- **PROBLEM DESCRIPTION**
Wherever "można" appears in a line, copy that line.

(Collected data entries)

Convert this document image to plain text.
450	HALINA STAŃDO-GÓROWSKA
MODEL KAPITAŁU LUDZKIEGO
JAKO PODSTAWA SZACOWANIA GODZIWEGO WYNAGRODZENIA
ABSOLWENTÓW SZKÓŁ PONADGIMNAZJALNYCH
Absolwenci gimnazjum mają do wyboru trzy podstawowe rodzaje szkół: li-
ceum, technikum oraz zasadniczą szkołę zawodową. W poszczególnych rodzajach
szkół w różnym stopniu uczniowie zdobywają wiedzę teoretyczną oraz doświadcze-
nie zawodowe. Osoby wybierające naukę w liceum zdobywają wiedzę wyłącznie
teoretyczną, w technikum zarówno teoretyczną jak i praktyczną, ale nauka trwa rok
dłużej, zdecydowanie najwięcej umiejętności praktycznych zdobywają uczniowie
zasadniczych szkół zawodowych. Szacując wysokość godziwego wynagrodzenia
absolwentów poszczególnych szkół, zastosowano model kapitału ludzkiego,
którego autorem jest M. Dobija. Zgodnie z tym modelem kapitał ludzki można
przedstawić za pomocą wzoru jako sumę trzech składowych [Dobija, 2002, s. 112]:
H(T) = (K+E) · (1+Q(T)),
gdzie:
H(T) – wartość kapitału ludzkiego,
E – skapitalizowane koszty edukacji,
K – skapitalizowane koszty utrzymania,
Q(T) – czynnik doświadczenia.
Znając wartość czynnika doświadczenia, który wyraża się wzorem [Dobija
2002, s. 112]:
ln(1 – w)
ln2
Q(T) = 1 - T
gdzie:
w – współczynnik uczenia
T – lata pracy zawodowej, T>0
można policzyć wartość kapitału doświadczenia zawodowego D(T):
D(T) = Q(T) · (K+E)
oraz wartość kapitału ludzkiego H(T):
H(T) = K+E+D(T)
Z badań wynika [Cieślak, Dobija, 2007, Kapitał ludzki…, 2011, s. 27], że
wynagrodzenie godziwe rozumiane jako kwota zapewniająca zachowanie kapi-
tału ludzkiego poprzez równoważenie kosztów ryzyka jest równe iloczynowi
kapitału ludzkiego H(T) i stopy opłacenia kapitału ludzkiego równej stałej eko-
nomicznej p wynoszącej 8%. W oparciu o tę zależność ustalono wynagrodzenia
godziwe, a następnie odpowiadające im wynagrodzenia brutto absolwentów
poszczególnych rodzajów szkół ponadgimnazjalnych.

- **RESPONSE TO THIS TASK**
którego autorem jest M. Dobija. Zgodnie z tym modelem kapitał ludzki można
można policzyć wartość kapitału doświadczenia zawodowego D(T):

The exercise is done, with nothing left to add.